| WHAT THE TASK REQUIRES |
For every line in the data below that contains "scan", copy the line.

-------- WORKING DATA

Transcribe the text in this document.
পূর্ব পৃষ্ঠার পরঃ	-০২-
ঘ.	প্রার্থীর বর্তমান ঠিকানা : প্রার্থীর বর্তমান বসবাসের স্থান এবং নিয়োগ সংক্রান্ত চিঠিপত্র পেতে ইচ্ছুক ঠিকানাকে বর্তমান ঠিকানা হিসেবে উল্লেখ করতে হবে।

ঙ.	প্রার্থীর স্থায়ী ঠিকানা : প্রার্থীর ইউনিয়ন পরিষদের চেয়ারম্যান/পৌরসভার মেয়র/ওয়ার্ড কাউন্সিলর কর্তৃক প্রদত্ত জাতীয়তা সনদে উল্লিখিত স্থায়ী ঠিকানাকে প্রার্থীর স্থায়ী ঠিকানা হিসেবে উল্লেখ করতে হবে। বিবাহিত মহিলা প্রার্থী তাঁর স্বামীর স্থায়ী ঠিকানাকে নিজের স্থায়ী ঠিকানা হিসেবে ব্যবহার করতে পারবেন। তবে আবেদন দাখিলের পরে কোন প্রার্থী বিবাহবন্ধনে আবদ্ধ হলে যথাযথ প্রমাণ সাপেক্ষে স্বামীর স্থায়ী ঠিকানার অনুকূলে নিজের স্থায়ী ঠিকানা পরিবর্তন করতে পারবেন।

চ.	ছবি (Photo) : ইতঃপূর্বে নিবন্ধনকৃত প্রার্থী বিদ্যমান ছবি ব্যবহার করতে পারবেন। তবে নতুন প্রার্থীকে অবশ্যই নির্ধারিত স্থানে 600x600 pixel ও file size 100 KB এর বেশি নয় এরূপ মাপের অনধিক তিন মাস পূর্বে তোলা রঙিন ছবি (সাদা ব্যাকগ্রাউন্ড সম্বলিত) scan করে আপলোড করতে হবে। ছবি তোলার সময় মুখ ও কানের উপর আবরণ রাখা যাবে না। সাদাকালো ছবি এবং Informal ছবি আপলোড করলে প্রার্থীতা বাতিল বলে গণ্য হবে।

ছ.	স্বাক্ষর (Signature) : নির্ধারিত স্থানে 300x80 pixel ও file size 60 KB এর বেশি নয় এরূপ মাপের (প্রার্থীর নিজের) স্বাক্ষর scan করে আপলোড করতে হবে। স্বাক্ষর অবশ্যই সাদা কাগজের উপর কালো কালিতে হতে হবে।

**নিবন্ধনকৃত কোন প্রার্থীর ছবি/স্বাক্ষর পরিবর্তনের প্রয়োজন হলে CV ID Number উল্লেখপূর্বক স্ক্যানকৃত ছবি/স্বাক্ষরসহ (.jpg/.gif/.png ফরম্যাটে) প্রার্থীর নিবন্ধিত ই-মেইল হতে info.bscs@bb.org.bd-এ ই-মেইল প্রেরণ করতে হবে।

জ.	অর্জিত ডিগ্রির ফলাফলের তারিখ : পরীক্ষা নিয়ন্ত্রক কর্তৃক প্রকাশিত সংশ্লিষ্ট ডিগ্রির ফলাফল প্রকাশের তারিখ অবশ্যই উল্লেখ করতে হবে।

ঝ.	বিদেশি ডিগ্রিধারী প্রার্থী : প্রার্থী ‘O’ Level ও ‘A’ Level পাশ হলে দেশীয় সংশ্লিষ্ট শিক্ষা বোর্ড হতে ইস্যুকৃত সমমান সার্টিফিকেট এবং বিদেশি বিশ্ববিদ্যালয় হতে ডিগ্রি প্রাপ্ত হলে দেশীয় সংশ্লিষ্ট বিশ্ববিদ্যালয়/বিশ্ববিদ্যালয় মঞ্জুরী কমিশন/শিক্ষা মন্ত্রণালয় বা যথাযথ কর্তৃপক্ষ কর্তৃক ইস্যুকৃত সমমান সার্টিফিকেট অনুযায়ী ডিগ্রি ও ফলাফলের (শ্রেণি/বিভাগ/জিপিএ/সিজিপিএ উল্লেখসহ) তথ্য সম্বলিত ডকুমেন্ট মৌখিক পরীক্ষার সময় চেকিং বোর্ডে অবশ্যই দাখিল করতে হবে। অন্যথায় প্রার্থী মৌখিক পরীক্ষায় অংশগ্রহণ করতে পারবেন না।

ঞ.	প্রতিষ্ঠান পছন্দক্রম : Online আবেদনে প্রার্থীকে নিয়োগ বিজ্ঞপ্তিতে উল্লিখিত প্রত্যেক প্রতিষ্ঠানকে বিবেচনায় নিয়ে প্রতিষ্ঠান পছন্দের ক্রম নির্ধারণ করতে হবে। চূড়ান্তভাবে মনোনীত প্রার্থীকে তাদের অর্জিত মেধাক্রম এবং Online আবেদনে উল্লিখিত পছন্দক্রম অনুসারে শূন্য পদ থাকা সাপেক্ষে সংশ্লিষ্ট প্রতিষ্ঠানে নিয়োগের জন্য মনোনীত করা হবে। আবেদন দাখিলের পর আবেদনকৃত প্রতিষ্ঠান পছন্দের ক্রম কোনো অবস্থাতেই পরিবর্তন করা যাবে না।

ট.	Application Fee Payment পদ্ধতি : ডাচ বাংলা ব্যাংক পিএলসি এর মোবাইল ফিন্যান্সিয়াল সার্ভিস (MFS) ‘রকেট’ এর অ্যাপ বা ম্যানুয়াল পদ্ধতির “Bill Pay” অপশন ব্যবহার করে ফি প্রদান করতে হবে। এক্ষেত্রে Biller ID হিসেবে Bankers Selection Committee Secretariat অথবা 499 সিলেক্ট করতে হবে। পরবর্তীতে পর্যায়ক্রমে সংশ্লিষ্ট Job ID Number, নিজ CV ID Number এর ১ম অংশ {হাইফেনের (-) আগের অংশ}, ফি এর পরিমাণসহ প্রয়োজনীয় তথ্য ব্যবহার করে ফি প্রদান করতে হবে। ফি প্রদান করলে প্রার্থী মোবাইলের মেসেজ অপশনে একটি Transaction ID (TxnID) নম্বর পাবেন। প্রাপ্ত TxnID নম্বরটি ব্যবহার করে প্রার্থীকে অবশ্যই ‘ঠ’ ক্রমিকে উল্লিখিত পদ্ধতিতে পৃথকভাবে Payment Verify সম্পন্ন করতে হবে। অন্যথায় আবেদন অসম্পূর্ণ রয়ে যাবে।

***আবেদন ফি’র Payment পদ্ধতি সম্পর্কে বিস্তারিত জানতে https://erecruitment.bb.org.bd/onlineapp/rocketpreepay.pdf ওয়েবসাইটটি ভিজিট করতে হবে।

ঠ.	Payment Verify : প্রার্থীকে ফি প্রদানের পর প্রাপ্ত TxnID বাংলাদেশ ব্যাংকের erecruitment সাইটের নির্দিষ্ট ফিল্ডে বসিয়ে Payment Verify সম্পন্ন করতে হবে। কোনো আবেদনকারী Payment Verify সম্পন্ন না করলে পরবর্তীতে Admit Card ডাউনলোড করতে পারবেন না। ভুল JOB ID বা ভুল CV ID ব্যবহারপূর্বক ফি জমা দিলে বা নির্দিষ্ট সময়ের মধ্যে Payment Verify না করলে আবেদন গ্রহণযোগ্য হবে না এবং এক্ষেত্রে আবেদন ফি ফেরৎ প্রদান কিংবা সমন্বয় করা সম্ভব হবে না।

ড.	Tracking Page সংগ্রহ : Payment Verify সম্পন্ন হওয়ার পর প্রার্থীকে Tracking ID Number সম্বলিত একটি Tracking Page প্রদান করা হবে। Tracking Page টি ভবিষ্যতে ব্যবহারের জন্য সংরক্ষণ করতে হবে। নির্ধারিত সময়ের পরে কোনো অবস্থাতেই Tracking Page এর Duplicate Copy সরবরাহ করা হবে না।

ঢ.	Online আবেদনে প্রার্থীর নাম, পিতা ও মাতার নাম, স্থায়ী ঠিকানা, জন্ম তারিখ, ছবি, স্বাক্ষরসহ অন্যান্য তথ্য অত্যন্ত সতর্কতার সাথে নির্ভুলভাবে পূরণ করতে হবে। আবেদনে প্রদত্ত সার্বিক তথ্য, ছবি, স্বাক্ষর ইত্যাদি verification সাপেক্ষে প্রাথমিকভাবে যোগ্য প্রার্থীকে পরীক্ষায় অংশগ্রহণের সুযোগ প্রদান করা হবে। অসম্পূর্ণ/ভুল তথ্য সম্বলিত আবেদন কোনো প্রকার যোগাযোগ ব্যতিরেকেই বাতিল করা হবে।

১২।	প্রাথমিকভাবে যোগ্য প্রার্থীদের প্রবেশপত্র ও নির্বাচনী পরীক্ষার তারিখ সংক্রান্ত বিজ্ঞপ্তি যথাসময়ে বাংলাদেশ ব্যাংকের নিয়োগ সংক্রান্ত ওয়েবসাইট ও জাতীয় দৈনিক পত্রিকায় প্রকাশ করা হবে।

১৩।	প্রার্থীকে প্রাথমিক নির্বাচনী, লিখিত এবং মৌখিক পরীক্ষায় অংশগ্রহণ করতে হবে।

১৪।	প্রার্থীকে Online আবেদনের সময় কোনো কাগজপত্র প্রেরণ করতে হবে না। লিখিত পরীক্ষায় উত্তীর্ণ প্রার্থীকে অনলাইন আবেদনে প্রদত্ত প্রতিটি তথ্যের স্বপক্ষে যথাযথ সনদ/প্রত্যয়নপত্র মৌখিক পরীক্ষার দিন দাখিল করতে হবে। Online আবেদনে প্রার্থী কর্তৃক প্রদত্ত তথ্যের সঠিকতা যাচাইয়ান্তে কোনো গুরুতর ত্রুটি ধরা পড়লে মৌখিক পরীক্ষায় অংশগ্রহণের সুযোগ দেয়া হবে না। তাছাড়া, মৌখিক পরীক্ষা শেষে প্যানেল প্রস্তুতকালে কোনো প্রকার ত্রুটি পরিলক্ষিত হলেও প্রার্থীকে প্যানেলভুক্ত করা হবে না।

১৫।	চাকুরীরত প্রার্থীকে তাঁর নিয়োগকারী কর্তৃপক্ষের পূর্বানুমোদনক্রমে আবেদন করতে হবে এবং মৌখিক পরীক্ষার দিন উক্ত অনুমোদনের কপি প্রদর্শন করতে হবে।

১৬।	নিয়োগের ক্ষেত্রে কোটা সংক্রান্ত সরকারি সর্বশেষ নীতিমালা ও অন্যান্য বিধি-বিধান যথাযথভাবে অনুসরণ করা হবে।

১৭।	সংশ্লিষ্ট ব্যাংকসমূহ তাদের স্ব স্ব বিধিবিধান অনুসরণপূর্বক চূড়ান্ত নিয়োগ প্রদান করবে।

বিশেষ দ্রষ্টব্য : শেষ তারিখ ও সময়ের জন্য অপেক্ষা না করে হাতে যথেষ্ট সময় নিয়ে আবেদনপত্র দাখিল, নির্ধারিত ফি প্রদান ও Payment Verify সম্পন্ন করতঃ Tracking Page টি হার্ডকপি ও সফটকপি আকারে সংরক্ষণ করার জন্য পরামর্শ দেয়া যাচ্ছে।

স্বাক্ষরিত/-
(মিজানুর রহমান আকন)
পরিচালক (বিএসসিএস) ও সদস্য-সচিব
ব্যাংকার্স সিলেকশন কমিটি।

----------------

| SOLUTION FOR THIS EXERCISE |
চ.	ছবি (Photo) : ইতঃপূর্বে নিবন্ধনকৃত প্রার্থী বিদ্যমান ছবি ব্যবহার করতে পারবেন। তবে নতুন প্রার্থীকে অবশ্যই নির্ধারিত স্থানে 600x600 pixel ও file size 100 KB এর বেশি নয় এরূপ মাপের অনধিক তিন মাস পূর্বে তোলা রঙিন ছবি (সাদা ব্যাকগ্রাউন্ড সম্বলিত) scan করে আপলোড করতে হবে। ছবি তোলার সময় মুখ ও কানের উপর আবরণ রাখা যাবে না। সাদাকালো ছবি এবং Informal ছবি আপলোড করলে প্রার্থীতা বাতিল বলে গণ্য হবে।
ছ.	স্বাক্ষর (Signature) : নির্ধারিত স্থানে 300x80 pixel ও file size 60 KB এর বেশি নয় এরূপ মাপের (প্রার্থীর নিজের) স্বাক্ষর scan করে আপলোড করতে হবে। স্বাক্ষর অবশ্যই সাদা কাগজের উপর কালো কালিতে হতে হবে।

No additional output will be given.